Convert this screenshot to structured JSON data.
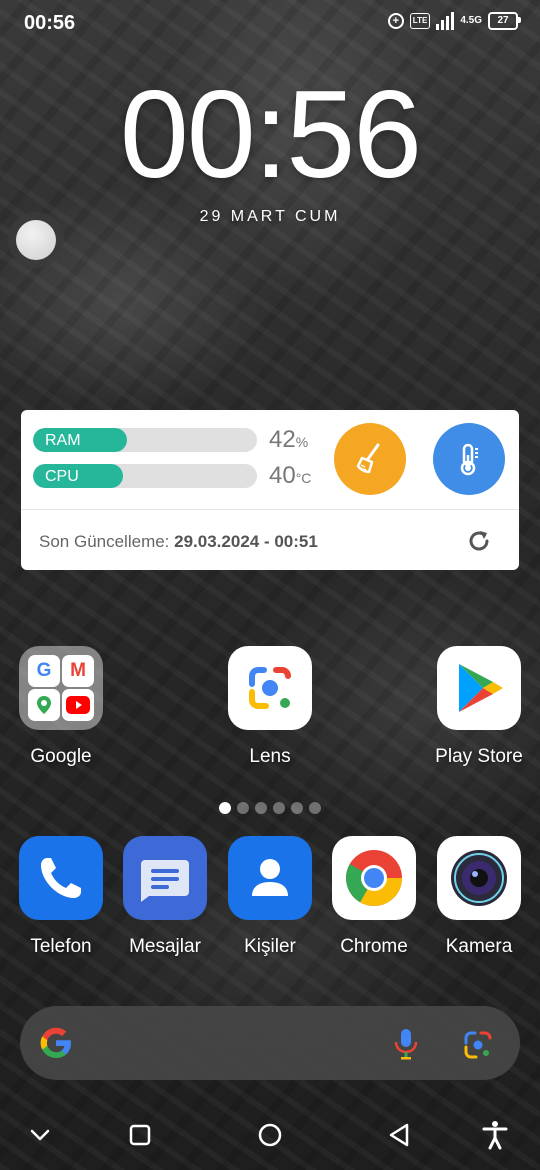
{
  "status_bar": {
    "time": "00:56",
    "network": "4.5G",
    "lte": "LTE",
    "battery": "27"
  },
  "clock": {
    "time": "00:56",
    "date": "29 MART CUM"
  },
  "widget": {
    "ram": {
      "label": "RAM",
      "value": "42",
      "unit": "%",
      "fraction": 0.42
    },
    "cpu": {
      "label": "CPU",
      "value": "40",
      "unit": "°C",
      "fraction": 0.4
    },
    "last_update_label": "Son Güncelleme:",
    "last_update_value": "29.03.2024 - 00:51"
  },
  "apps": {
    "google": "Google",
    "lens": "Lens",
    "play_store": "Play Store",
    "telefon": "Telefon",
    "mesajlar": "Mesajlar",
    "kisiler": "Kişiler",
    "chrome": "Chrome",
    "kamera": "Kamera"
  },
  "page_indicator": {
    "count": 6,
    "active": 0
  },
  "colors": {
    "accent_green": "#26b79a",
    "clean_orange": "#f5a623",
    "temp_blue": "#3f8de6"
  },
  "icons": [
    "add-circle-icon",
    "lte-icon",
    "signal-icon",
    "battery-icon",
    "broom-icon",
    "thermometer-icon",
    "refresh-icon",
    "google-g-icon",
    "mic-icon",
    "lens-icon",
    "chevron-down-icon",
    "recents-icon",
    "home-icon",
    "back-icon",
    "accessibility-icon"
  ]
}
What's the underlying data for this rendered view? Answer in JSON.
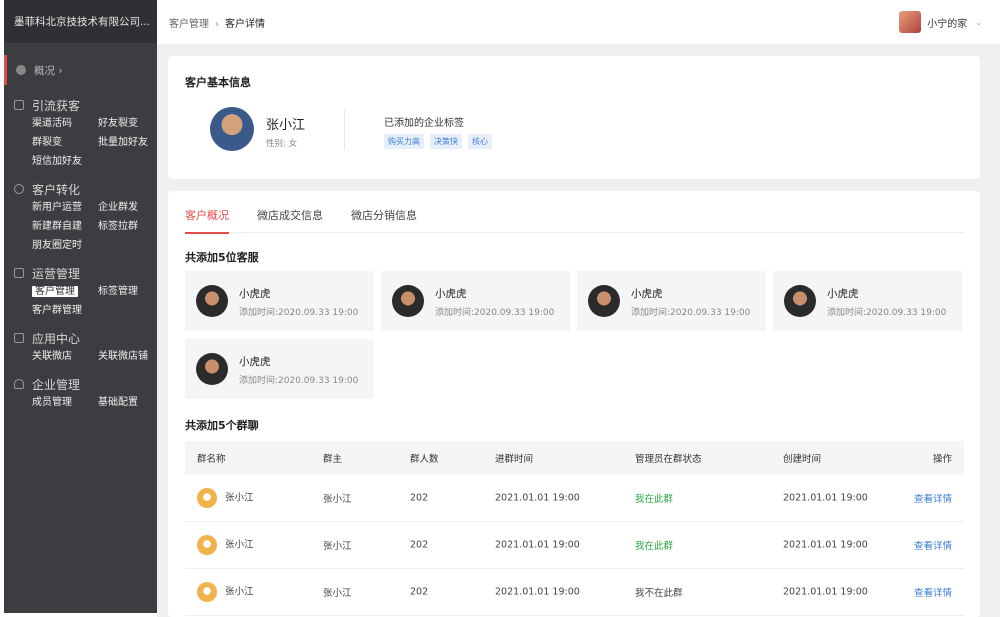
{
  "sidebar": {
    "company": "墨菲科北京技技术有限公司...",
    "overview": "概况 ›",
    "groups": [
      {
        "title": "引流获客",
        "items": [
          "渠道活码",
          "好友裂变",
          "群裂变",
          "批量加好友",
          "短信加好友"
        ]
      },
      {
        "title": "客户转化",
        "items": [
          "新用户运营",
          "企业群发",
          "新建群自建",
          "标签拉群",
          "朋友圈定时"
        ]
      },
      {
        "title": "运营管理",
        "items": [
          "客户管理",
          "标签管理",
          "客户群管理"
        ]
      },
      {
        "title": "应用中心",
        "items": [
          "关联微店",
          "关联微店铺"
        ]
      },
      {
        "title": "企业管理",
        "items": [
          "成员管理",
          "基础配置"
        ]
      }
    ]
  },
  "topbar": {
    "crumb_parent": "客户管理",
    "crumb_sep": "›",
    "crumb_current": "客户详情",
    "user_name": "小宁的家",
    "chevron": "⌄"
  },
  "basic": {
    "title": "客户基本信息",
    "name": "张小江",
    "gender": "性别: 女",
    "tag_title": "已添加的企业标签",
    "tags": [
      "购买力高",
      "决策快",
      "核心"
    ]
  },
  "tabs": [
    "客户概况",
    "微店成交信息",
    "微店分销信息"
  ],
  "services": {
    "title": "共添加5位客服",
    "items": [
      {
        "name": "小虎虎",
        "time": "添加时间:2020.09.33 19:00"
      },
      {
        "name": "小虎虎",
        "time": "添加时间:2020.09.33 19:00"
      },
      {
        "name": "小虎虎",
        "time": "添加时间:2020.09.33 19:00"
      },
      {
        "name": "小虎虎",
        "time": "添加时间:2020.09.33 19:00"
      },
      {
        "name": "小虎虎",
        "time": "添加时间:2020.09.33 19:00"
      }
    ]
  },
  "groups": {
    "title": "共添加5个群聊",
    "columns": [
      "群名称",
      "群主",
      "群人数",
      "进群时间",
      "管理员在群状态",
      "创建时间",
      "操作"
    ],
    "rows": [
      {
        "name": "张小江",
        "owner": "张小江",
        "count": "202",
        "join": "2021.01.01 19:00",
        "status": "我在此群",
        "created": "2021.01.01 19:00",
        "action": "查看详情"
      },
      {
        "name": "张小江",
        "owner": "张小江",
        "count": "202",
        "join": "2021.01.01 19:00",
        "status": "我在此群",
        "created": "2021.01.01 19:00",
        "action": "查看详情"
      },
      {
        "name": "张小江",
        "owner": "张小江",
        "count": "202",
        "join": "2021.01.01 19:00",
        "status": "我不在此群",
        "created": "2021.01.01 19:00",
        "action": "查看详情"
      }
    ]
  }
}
******************************
Directive
Reproduce all of the material above word for word. Omit the pictures.

Answer
Convert this screenshot to structured JSON data.
{
  "status_bar": {
    "time": "00:56",
    "network": "4.5G",
    "lte": "LTE",
    "battery": "27"
  },
  "clock": {
    "time": "00:56",
    "date": "29 MART CUM"
  },
  "widget": {
    "ram": {
      "label": "RAM",
      "value": "42",
      "unit": "%",
      "fraction": 0.42
    },
    "cpu": {
      "label": "CPU",
      "value": "40",
      "unit": "°C",
      "fraction": 0.4
    },
    "last_update_label": "Son Güncelleme:",
    "last_update_value": "29.03.2024 - 00:51"
  },
  "apps": {
    "google": "Google",
    "lens": "Lens",
    "play_store": "Play Store",
    "telefon": "Telefon",
    "mesajlar": "Mesajlar",
    "kisiler": "Kişiler",
    "chrome": "Chrome",
    "kamera": "Kamera"
  },
  "page_indicator": {
    "count": 6,
    "active": 0
  },
  "colors": {
    "accent_green": "#26b79a",
    "clean_orange": "#f5a623",
    "temp_blue": "#3f8de6"
  },
  "icons": [
    "add-circle-icon",
    "lte-icon",
    "signal-icon",
    "battery-icon",
    "broom-icon",
    "thermometer-icon",
    "refresh-icon",
    "google-g-icon",
    "mic-icon",
    "lens-icon",
    "chevron-down-icon",
    "recents-icon",
    "home-icon",
    "back-icon",
    "accessibility-icon"
  ]
}
What's the underlying data for this rendered view? Answer in JSON.
{
  "sidebar": {
    "company": "墨菲科北京技技术有限公司...",
    "overview": "概况 ›",
    "groups": [
      {
        "title": "引流获客",
        "items": [
          "渠道活码",
          "好友裂变",
          "群裂变",
          "批量加好友",
          "短信加好友"
        ]
      },
      {
        "title": "客户转化",
        "items": [
          "新用户运营",
          "企业群发",
          "新建群自建",
          "标签拉群",
          "朋友圈定时"
        ]
      },
      {
        "title": "运营管理",
        "items": [
          "客户管理",
          "标签管理",
          "客户群管理"
        ]
      },
      {
        "title": "应用中心",
        "items": [
          "关联微店",
          "关联微店铺"
        ]
      },
      {
        "title": "企业管理",
        "items": [
          "成员管理",
          "基础配置"
        ]
      }
    ]
  },
  "topbar": {
    "crumb_parent": "客户管理",
    "crumb_sep": "›",
    "crumb_current": "客户详情",
    "user_name": "小宁的家",
    "chevron": "⌄"
  },
  "basic": {
    "title": "客户基本信息",
    "name": "张小江",
    "gender": "性别: 女",
    "tag_title": "已添加的企业标签",
    "tags": [
      "购买力高",
      "决策快",
      "核心"
    ]
  },
  "tabs": [
    "客户概况",
    "微店成交信息",
    "微店分销信息"
  ],
  "services": {
    "title": "共添加5位客服",
    "items": [
      {
        "name": "小虎虎",
        "time": "添加时间:2020.09.33 19:00"
      },
      {
        "name": "小虎虎",
        "time": "添加时间:2020.09.33 19:00"
      },
      {
        "name": "小虎虎",
        "time": "添加时间:2020.09.33 19:00"
      },
      {
        "name": "小虎虎",
        "time": "添加时间:2020.09.33 19:00"
      },
      {
        "name": "小虎虎",
        "time": "添加时间:2020.09.33 19:00"
      }
    ]
  },
  "groups": {
    "title": "共添加5个群聊",
    "columns": [
      "群名称",
      "群主",
      "群人数",
      "进群时间",
      "管理员在群状态",
      "创建时间",
      "操作"
    ],
    "rows": [
      {
        "name": "张小江",
        "owner": "张小江",
        "count": "202",
        "join": "2021.01.01 19:00",
        "status": "我在此群",
        "created": "2021.01.01 19:00",
        "action": "查看详情"
      },
      {
        "name": "张小江",
        "owner": "张小江",
        "count": "202",
        "join": "2021.01.01 19:00",
        "status": "我在此群",
        "created": "2021.01.01 19:00",
        "action": "查看详情"
      },
      {
        "name": "张小江",
        "owner": "张小江",
        "count": "202",
        "join": "2021.01.01 19:00",
        "status": "我不在此群",
        "created": "2021.01.01 19:00",
        "action": "查看详情"
      }
    ]
  }
}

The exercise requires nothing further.